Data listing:
+--

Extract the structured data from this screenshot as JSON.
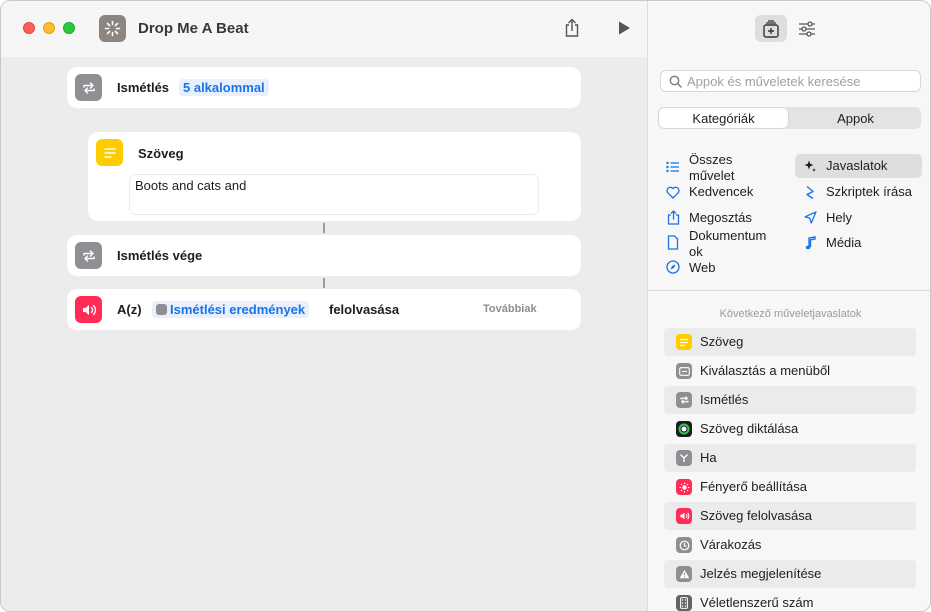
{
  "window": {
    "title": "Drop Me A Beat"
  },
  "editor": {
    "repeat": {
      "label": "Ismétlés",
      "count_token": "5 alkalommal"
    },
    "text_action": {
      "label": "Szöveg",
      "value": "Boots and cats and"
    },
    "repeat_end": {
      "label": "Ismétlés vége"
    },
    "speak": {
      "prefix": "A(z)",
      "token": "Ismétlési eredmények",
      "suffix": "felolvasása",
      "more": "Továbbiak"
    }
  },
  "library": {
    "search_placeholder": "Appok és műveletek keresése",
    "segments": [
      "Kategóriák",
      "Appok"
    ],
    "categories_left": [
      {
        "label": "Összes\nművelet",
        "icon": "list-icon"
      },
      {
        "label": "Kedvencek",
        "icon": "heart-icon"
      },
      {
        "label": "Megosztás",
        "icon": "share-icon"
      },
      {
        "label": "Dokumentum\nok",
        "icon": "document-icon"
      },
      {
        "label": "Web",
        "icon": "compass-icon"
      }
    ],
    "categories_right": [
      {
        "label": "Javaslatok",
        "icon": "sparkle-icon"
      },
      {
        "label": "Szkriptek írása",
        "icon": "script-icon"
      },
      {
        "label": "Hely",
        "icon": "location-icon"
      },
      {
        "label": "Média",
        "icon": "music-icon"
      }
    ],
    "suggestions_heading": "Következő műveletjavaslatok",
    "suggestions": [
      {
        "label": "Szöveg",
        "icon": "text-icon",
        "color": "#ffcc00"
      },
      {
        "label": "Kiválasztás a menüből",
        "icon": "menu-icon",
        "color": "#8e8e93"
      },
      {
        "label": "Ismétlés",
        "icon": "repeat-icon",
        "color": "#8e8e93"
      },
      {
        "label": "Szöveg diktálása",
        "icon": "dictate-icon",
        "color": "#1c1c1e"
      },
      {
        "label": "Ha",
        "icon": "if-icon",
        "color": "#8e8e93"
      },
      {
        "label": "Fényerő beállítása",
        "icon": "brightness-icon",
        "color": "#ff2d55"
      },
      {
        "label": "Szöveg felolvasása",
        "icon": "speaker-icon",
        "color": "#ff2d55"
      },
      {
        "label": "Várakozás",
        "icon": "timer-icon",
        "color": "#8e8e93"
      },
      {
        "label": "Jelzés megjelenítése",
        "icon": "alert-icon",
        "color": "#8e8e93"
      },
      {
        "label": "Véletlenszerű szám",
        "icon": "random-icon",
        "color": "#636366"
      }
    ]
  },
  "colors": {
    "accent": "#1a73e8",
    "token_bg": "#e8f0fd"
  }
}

+--

What needs to be done
Copy the records word for word, leaving no picture in the copy.

Solution to this problem
Extract the structured data from this screenshot as JSON.
{
  "window": {
    "title": "Drop Me A Beat"
  },
  "editor": {
    "repeat": {
      "label": "Ismétlés",
      "count_token": "5 alkalommal"
    },
    "text_action": {
      "label": "Szöveg",
      "value": "Boots and cats and"
    },
    "repeat_end": {
      "label": "Ismétlés vége"
    },
    "speak": {
      "prefix": "A(z)",
      "token": "Ismétlési eredmények",
      "suffix": "felolvasása",
      "more": "Továbbiak"
    }
  },
  "library": {
    "search_placeholder": "Appok és műveletek keresése",
    "segments": [
      "Kategóriák",
      "Appok"
    ],
    "categories_left": [
      {
        "label": "Összes\nművelet",
        "icon": "list-icon"
      },
      {
        "label": "Kedvencek",
        "icon": "heart-icon"
      },
      {
        "label": "Megosztás",
        "icon": "share-icon"
      },
      {
        "label": "Dokumentum\nok",
        "icon": "document-icon"
      },
      {
        "label": "Web",
        "icon": "compass-icon"
      }
    ],
    "categories_right": [
      {
        "label": "Javaslatok",
        "icon": "sparkle-icon"
      },
      {
        "label": "Szkriptek írása",
        "icon": "script-icon"
      },
      {
        "label": "Hely",
        "icon": "location-icon"
      },
      {
        "label": "Média",
        "icon": "music-icon"
      }
    ],
    "suggestions_heading": "Következő műveletjavaslatok",
    "suggestions": [
      {
        "label": "Szöveg",
        "icon": "text-icon",
        "color": "#ffcc00"
      },
      {
        "label": "Kiválasztás a menüből",
        "icon": "menu-icon",
        "color": "#8e8e93"
      },
      {
        "label": "Ismétlés",
        "icon": "repeat-icon",
        "color": "#8e8e93"
      },
      {
        "label": "Szöveg diktálása",
        "icon": "dictate-icon",
        "color": "#1c1c1e"
      },
      {
        "label": "Ha",
        "icon": "if-icon",
        "color": "#8e8e93"
      },
      {
        "label": "Fényerő beállítása",
        "icon": "brightness-icon",
        "color": "#ff2d55"
      },
      {
        "label": "Szöveg felolvasása",
        "icon": "speaker-icon",
        "color": "#ff2d55"
      },
      {
        "label": "Várakozás",
        "icon": "timer-icon",
        "color": "#8e8e93"
      },
      {
        "label": "Jelzés megjelenítése",
        "icon": "alert-icon",
        "color": "#8e8e93"
      },
      {
        "label": "Véletlenszerű szám",
        "icon": "random-icon",
        "color": "#636366"
      }
    ]
  },
  "colors": {
    "accent": "#1a73e8",
    "token_bg": "#e8f0fd"
  }
}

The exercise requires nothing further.